> _WHAT YOU WILL DO_
Copy every line of the data that includes the string "yang".

#### RECORDS TO USE

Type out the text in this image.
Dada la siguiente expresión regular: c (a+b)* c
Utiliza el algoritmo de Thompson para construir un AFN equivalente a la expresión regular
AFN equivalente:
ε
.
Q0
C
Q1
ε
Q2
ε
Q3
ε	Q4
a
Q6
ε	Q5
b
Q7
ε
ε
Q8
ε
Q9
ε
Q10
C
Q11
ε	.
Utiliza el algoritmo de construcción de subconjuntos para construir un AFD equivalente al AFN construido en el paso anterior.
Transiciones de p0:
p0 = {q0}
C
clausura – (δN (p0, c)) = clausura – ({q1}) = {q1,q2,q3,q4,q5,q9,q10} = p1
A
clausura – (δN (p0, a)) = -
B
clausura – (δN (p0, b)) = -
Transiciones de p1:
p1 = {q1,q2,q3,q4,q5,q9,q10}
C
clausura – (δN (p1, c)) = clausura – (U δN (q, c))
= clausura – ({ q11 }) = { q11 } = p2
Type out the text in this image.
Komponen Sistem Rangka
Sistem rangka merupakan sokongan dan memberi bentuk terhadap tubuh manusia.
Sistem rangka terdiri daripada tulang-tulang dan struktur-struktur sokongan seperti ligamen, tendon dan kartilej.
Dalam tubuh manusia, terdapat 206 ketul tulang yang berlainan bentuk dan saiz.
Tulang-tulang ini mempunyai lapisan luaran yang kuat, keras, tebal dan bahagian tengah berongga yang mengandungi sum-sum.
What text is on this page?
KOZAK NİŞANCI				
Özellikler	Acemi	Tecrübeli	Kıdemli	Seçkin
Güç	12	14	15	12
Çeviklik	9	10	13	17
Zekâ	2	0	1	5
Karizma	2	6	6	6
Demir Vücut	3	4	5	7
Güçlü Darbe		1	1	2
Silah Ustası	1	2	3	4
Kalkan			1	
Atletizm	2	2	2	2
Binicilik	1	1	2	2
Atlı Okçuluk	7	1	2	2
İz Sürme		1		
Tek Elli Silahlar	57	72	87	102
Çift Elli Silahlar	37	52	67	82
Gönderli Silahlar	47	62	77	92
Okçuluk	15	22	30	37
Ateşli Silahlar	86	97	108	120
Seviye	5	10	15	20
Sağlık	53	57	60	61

########

> _THE ANSWER_
Dalam tubuh manusia, terdapat 206 ketul tulang yang berlainan bentuk dan saiz.
Tulang-tulang ini mempunyai lapisan luaran yang kuat, keras, tebal dan bahagian tengah berongga yang mengandungi sum-sum.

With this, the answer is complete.